Collected data
○ ○ ○ ○

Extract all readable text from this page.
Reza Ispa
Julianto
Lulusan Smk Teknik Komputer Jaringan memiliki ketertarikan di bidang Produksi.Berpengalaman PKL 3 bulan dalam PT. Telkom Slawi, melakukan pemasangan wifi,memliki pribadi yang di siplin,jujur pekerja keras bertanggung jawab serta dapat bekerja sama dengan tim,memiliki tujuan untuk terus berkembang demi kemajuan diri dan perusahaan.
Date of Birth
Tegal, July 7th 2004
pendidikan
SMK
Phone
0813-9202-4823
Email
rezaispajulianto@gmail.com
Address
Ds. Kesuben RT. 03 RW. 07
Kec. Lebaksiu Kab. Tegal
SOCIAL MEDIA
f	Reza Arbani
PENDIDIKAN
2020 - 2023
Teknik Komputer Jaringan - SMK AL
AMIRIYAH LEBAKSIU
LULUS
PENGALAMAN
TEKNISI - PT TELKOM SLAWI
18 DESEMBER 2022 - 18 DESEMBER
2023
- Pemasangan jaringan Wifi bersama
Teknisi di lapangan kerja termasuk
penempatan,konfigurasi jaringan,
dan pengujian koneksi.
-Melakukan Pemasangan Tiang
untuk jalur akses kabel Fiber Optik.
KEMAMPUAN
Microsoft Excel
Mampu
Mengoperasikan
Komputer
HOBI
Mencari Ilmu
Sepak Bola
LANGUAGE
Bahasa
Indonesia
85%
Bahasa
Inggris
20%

○ ○ ○ ○

- **TASK PROMPT**
Quote the data in full, keeping each word unchanged.

- **CORRECT OUTPUT**
Extract all readable text from this page.
Reza Ispa
Julianto
Lulusan Smk Teknik Komputer Jaringan memiliki ketertarikan di bidang Produksi.Berpengalaman PKL 3 bulan dalam PT. Telkom Slawi, melakukan pemasangan wifi,memliki pribadi yang di siplin,jujur pekerja keras bertanggung jawab serta dapat bekerja sama dengan tim,memiliki tujuan untuk terus berkembang demi kemajuan diri dan perusahaan.
Date of Birth
Tegal, July 7th 2004
pendidikan
SMK
Phone
0813-9202-4823
Email
rezaispajulianto@gmail.com
Address
Ds. Kesuben RT. 03 RW. 07
Kec. Lebaksiu Kab. Tegal
SOCIAL MEDIA
f	Reza Arbani
PENDIDIKAN
2020 - 2023
Teknik Komputer Jaringan - SMK AL
AMIRIYAH LEBAKSIU
LULUS
PENGALAMAN
TEKNISI - PT TELKOM SLAWI
18 DESEMBER 2022 - 18 DESEMBER
2023
- Pemasangan jaringan Wifi bersama
Teknisi di lapangan kerja termasuk
penempatan,konfigurasi jaringan,
dan pengujian koneksi.
-Melakukan Pemasangan Tiang
untuk jalur akses kabel Fiber Optik.
KEMAMPUAN
Microsoft Excel
Mampu
Mengoperasikan
Komputer
HOBI
Mencari Ilmu
Sepak Bola
LANGUAGE
Bahasa
Indonesia
85%
Bahasa
Inggris
20%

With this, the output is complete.